• _Instructions for the task_
Gather all lines in the data that hold the string "before".
** Begin Provided entries **
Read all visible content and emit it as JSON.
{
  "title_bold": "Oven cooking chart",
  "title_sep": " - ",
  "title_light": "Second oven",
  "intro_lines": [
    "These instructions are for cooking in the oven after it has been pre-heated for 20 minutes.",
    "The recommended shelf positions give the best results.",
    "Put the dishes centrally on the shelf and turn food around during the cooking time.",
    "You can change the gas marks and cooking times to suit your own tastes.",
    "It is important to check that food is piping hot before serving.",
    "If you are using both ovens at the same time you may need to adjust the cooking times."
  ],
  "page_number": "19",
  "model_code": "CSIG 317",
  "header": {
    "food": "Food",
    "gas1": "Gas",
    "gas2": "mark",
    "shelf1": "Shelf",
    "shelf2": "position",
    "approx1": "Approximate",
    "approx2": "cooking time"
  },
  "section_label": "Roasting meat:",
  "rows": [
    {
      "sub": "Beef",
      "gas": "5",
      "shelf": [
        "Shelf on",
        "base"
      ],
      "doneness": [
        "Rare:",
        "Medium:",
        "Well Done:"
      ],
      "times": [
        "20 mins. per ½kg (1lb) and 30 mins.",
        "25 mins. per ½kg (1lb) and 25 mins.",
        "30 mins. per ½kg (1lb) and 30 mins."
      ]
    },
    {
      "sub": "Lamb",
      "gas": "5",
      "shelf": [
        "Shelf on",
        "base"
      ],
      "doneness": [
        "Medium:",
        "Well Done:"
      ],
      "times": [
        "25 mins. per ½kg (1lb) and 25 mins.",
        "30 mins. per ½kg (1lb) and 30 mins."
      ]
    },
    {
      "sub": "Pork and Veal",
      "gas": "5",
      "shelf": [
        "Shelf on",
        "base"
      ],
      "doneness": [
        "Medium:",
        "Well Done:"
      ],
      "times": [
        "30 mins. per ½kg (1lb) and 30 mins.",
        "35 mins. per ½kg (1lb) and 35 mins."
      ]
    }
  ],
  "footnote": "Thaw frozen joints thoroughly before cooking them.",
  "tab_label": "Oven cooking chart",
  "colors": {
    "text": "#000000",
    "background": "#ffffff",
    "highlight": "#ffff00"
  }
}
** End Provided entries **
• _Written reply_
    "It is important to check that food is piping hot before serving.",
  "footnote": "Thaw frozen joints thoroughly before cooking them.",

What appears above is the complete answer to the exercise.